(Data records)
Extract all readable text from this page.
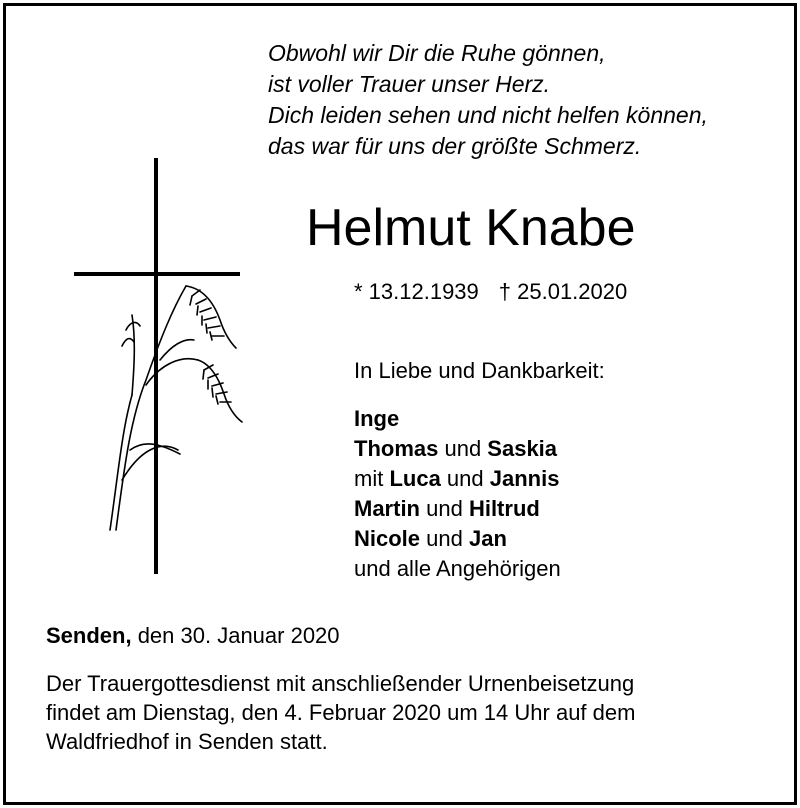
Obwohl wir Dir die Ruhe gönnen,
ist voller Trauer unser Herz.
Dich leiden sehen und nicht helfen können,
das war für uns der größte Schmerz.
Helmut Knabe
* 13.12.1939 † 25.01.2020
In Liebe und Dankbarkeit:
Inge
Thomas und Saskia
mit Luca und Jannis
Martin und Hiltrud
Nicole und Jan
und alle Angehörigen
Senden, den 30. Januar 2020
Der Trauergottesdienst mit anschließender Urnenbeisetzung
findet am Dienstag, den 4. Februar 2020 um 14 Uhr auf dem
Waldfriedhof in Senden statt.
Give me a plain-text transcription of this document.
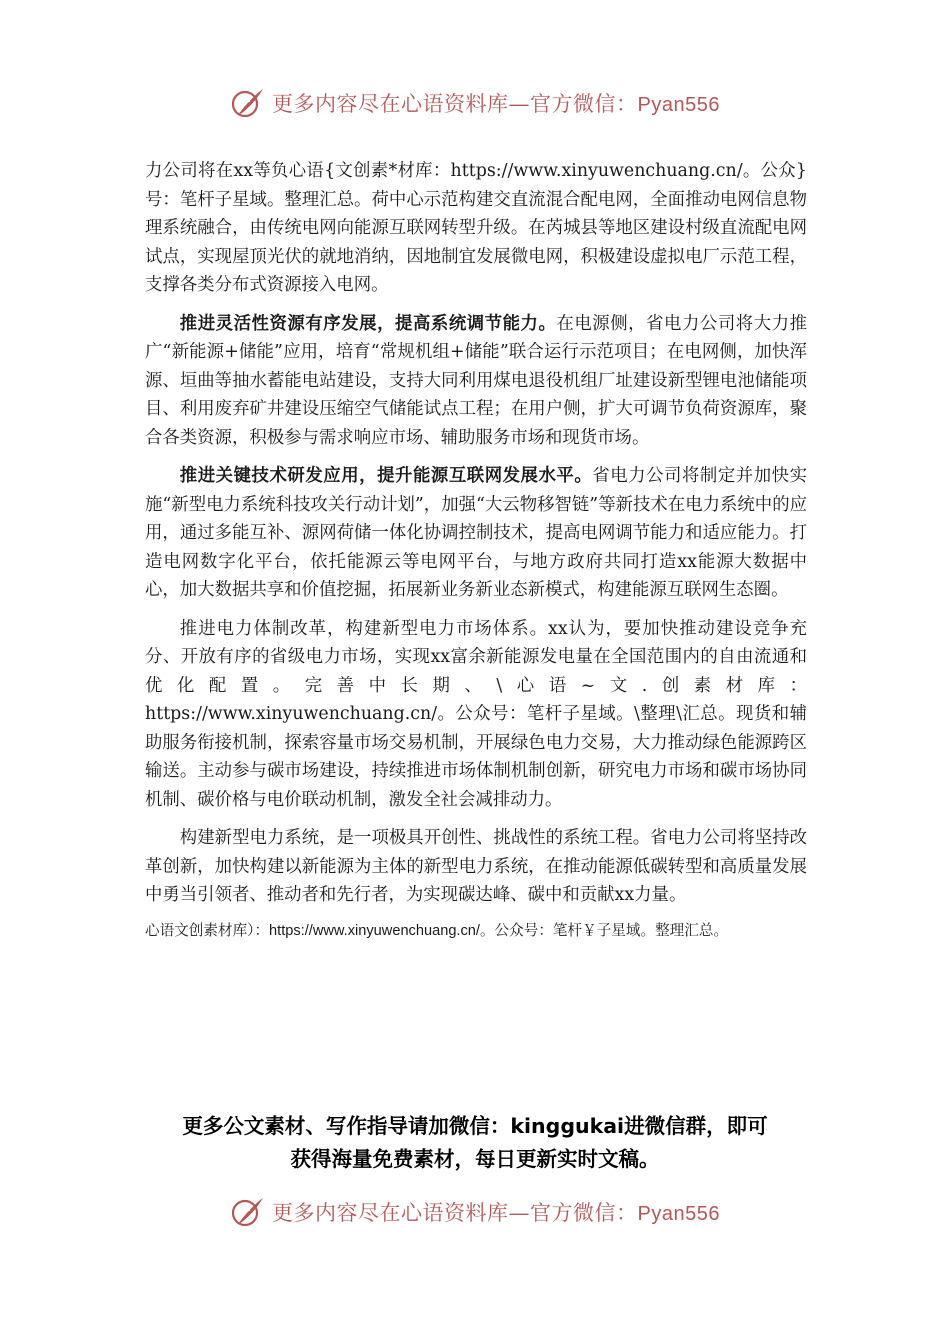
更多内容尽在心语资料库—官方微信：Pyan556

力公司将在xx等负心语{文创素*材库：https://www.xinyuwenchuang.cn/。公众}号：笔杆子星域。整理汇总。荷中心示范构建交直流混合配电网，全面推动电网信息物理系统融合，由传统电网向能源互联网转型升级。在芮城县等地区建设村级直流配电网试点，实现屋顶光伏的就地消纳，因地制宜发展微电网，积极建设虚拟电厂示范工程，支撑各类分布式资源接入电网。

推进灵活性资源有序发展，提高系统调节能力。在电源侧，省电力公司将大力推广“新能源+储能”应用，培育“常规机组+储能”联合运行示范项目；在电网侧，加快浑源、垣曲等抽水蓄能电站建设，支持大同利用煤电退役机组厂址建设新型锂电池储能项目、利用废弃矿井建设压缩空气储能试点工程；在用户侧，扩大可调节负荷资源库，聚合各类资源，积极参与需求响应市场、辅助服务市场和现货市场。

推进关键技术研发应用，提升能源互联网发展水平。省电力公司将制定并加快实施“新型电力系统科技攻关行动计划”，加强“大云物移智链”等新技术在电力系统中的应用，通过多能互补、源网荷储一体化协调控制技术，提高电网调节能力和适应能力。打造电网数字化平台，依托能源云等电网平台，与地方政府共同打造xx能源大数据中心，加大数据共享和价值挖掘，拓展新业务新业态新模式，构建能源互联网生态圈。

推进电力体制改革，构建新型电力市场体系。xx认为，要加快推动建设竞争充分、开放有序的省级电力市场，实现xx富余新能源发电量在全国范围内的自由流通和优化配置。完善中长期、\心语~文.创素材库：https://www.xinyuwenchuang.cn/。公众号：笔杆子星域。\整理\汇总。现货和辅助服务衔接机制，探索容量市场交易机制，开展绿色电力交易，大力推动绿色能源跨区输送。主动参与碳市场建设，持续推进市场体制机制创新，研究电力市场和碳市场协同机制、碳价格与电价联动机制，激发全社会减排动力。

构建新型电力系统，是一项极具开创性、挑战性的系统工程。省电力公司将坚持改革创新，加快构建以新能源为主体的新型电力系统，在推动能源低碳转型和高质量发展中勇当引领者、推动者和先行者，为实现碳达峰、碳中和贡献xx力量。

心语文创素材库）：https://www.xinyuwenchuang.cn/。公众号：笔杆￥子星域。整理汇总。

更多公文素材、写作指导请加微信：kinggukai进微信群，即可
获得海量免费素材，每日更新实时文稿。
更多内容尽在心语资料库—官方微信：Pyan556
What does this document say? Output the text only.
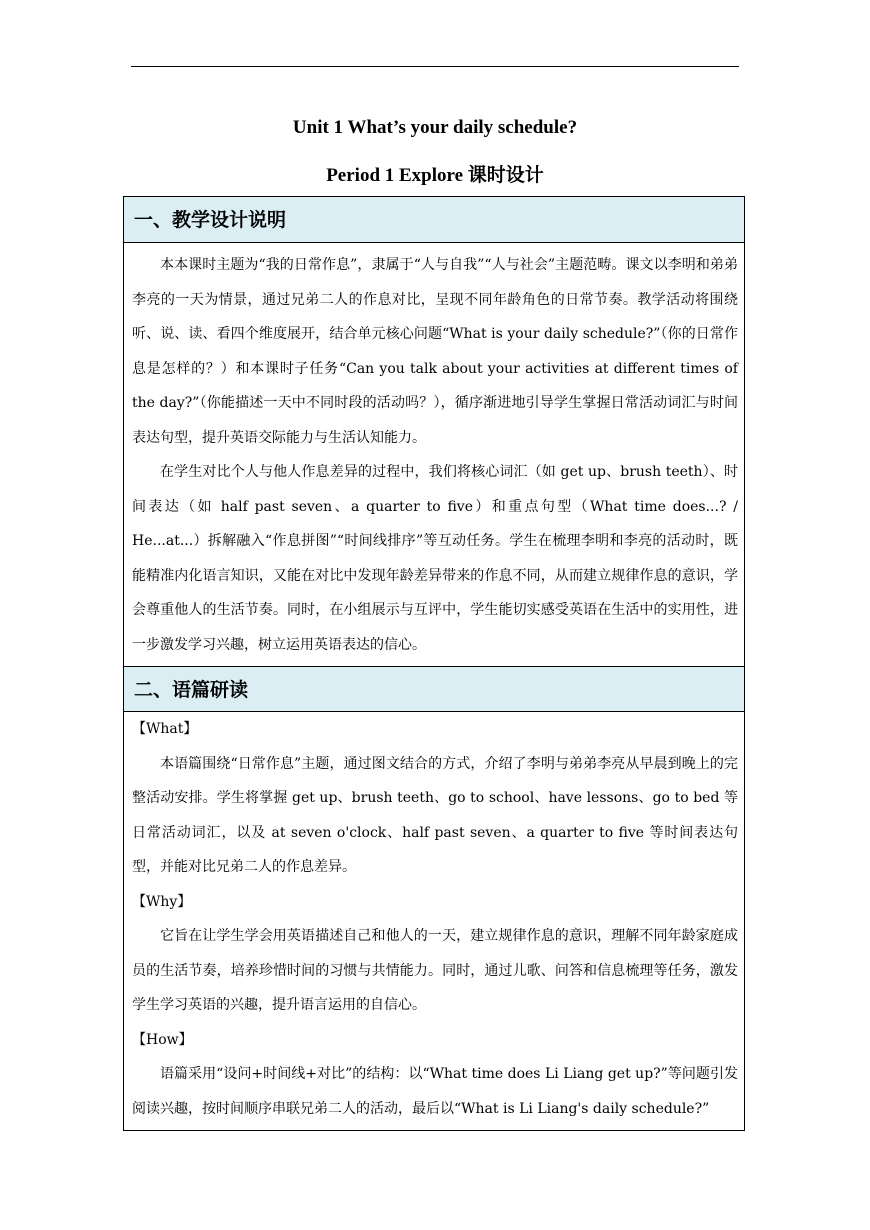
Unit 1 What’s your daily schedule?
Period 1 Explore 课时设计
一、教学设计说明

本本课时主题为“我的日常作息”，隶属于“人与自我”“人与社会”主题范畴。课文以李明和弟弟李亮的一天为情景，通过兄弟二人的作息对比，呈现不同年龄角色的日常节奏。教学活动将围绕听、说、读、看四个维度展开，结合单元核心问题“What is your daily schedule?”（你的日常作息是怎样的？）和本课时子任务“Can you talk about your activities at different times of the day?”（你能描述一天中不同时段的活动吗？），循序渐进地引导学生掌握日常活动词汇与时间表达句型，提升英语交际能力与生活认知能力。

在学生对比个人与他人作息差异的过程中，我们将核心词汇（如 get up、brush teeth）、时间表达（如 half past seven、a quarter to five）和重点句型（What time does...? / He...at...）拆解融入“作息拼图”“时间线排序”等互动任务。学生在梳理李明和李亮的活动时，既能精准内化语言知识，又能在对比中发现年龄差异带来的作息不同，从而建立规律作息的意识，学会尊重他人的生活节奏。同时，在小组展示与互评中，学生能切实感受英语在生活中的实用性，进一步激发学习兴趣，树立运用英语表达的信心。

二、语篇研读

【What】

本语篇围绕“日常作息”主题，通过图文结合的方式，介绍了李明与弟弟李亮从早晨到晚上的完整活动安排。学生将掌握 get up、brush teeth、go to school、have lessons、go to bed 等日常活动词汇，以及 at seven o'clock、half past seven、a quarter to five 等时间表达句型，并能对比兄弟二人的作息差异。

【Why】

它旨在让学生学会用英语描述自己和他人的一天，建立规律作息的意识，理解不同年龄家庭成员的生活节奏，培养珍惜时间的习惯与共情能力。同时，通过儿歌、问答和信息梳理等任务，激发学生学习英语的兴趣，提升语言运用的自信心。

【How】

语篇采用“设问+时间线+对比”的结构：以“What time does Li Liang get up?”等问题引发阅读兴趣，按时间顺序串联兄弟二人的活动，最后以“What is Li Liang's daily schedule?”
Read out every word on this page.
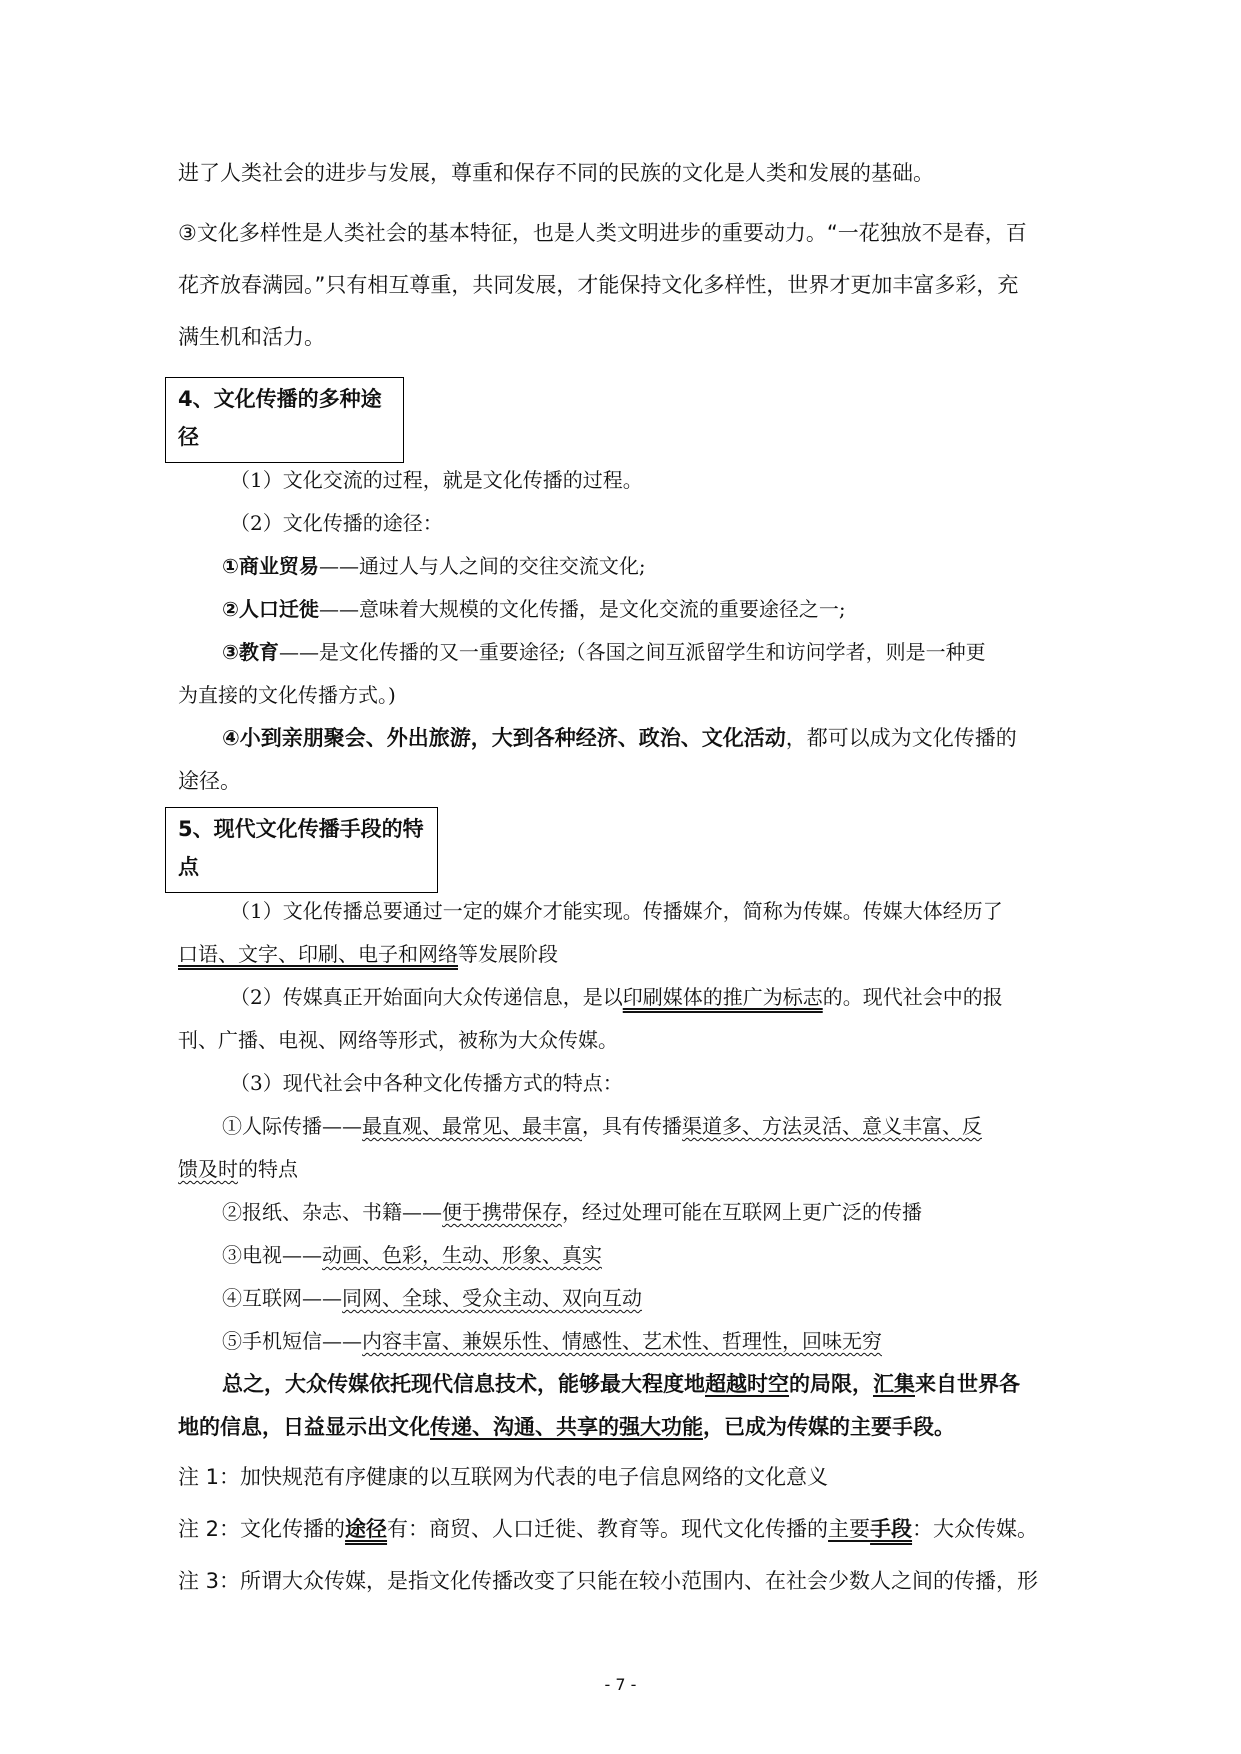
进了人类社会的进步与发展，尊重和保存不同的民族的文化是人类和发展的基础。
③文化多样性是人类社会的基本特征，也是人类文明进步的重要动力。“一花独放不是春，百
花齐放春满园。”只有相互尊重，共同发展，才能保持文化多样性，世界才更加丰富多彩，充
满生机和活力。
4、文化传播的多种途
径
（1）文化交流的过程，就是文化传播的过程。
（2）文化传播的途径：
①商业贸易——通过人与人之间的交往交流文化;
②人口迁徙——意味着大规模的文化传播，是文化交流的重要途径之一;
③教育——是文化传播的又一重要途径;（各国之间互派留学生和访问学者，则是一种更
为直接的文化传播方式。)
④小到亲朋聚会、外出旅游，大到各种经济、政治、文化活动，都可以成为文化传播的
途径。
5、现代文化传播手段的特
点
（1）文化传播总要通过一定的媒介才能实现。传播媒介，简称为传媒。传媒大体经历了
口语、文字、印刷、电子和网络等发展阶段
（2）传媒真正开始面向大众传递信息，是以印刷媒体的推广为标志的。现代社会中的报
刊、广播、电视、网络等形式，被称为大众传媒。
（3）现代社会中各种文化传播方式的特点：
①人际传播——最直观、最常见、最丰富，具有传播渠道多、方法灵活、意义丰富、反
馈及时的特点
②报纸、杂志、书籍——便于携带保存，经过处理可能在互联网上更广泛的传播
③电视——动画、色彩，生动、形象、真实
④互联网——同网、全球、受众主动、双向互动
⑤手机短信——内容丰富、兼娱乐性、情感性、艺术性、哲理性，回味无穷
总之，大众传媒依托现代信息技术，能够最大程度地超越时空的局限，汇集来自世界各
地的信息，日益显示出文化传递、沟通、共享的强大功能，已成为传媒的主要手段。
注 1：加快规范有序健康的以互联网为代表的电子信息网络的文化意义
注 2：文化传播的途径有：商贸、人口迁徙、教育等。现代文化传播的主要手段：大众传媒。
注 3：所谓大众传媒，是指文化传播改变了只能在较小范围内、在社会少数人之间的传播，形
- 7 -
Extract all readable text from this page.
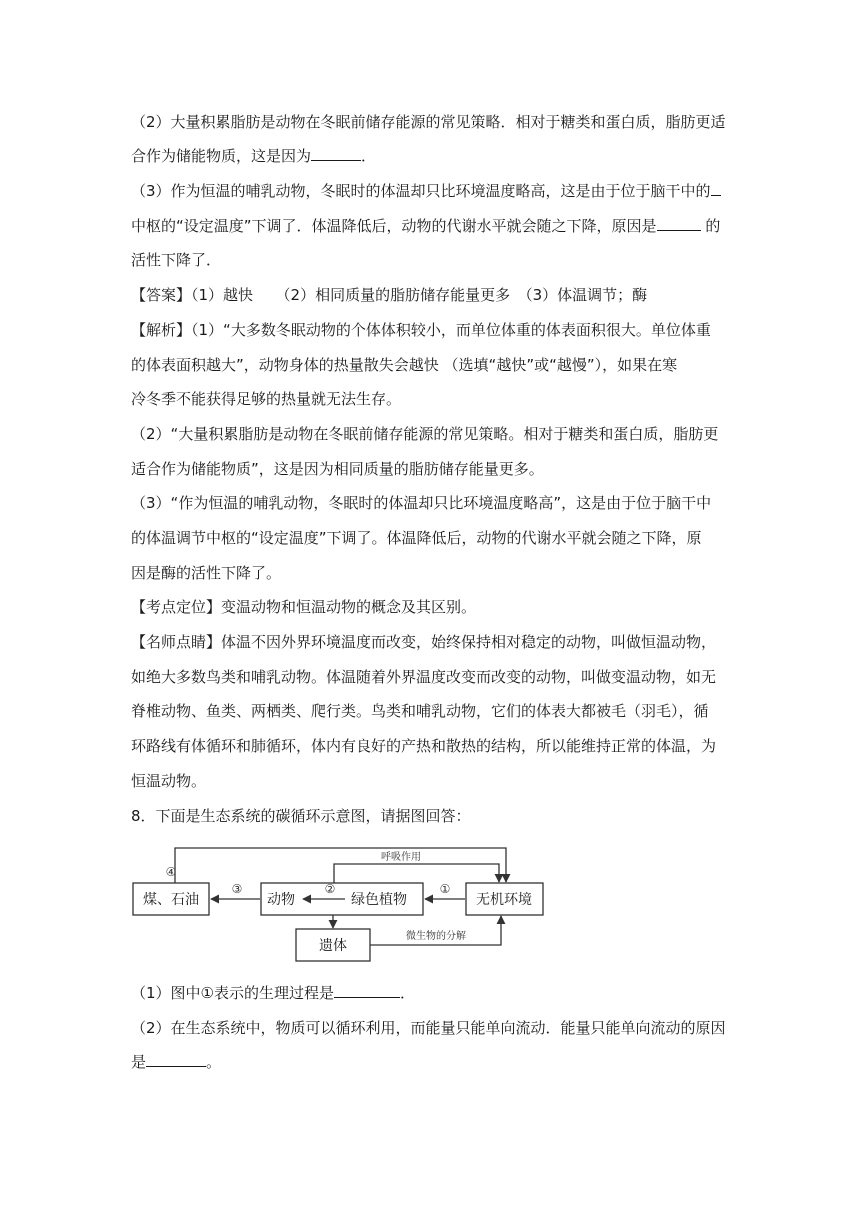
（2）大量积累脂肪是动物在冬眠前储存能源的常见策略．相对于糖类和蛋白质，脂肪更适
合作为储能物质，这是因为	．
（3）作为恒温的哺乳动物，冬眠时的体温却只比环境温度略高，这是由于位于脑干中的
中枢的“设定温度”下调了．体温降低后，动物的代谢水平就会随之下降，原因是	的
活性下降了．
【答案】（1）越快　　（2）相同质量的脂肪储存能量更多　（3）体温调节；酶
【解析】（1）“大多数冬眠动物的个体体积较小，而单位体重的体表面积很大。单位体重
的体表面积越大”，动物身体的热量散失会越快 （选填“越快”或“越慢”），如果在寒
冷冬季不能获得足够的热量就无法生存。
（2）“大量积累脂肪是动物在冬眠前储存能源的常见策略。相对于糖类和蛋白质，脂肪更
适合作为储能物质”，这是因为相同质量的脂肪储存能量更多。
（3）“作为恒温的哺乳动物，冬眠时的体温却只比环境温度略高”，这是由于位于脑干中
的体温调节中枢的“设定温度”下调了。体温降低后，动物的代谢水平就会随之下降，原
因是酶的活性下降了。
【考点定位】变温动物和恒温动物的概念及其区别。
【名师点睛】体温不因外界环境温度而改变，始终保持相对稳定的动物，叫做恒温动物，
如绝大多数鸟类和哺乳动物。体温随着外界温度改变而改变的动物，叫做变温动物，如无
脊椎动物、鱼类、两栖类、爬行类。鸟类和哺乳动物，它们的体表大都被毛（羽毛），循
环路线有体循环和肺循环，体内有良好的产热和散热的结构，所以能维持正常的体温，为
恒温动物。
8．下面是生态系统的碳循环示意图，请据图回答：
煤、石油	动物	绿色植物	无机环境
遗体
④
呼吸作用
③	②	①
微生物的分解
（1）图中①表示的生理过程是	．
（2）在生态系统中，物质可以循环利用，而能量只能单向流动．能量只能单向流动的原因
是	。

SHORT PROBLEM → Your answer should be one number: how many lines in the material above contain the string "document".

SOLUTION → 2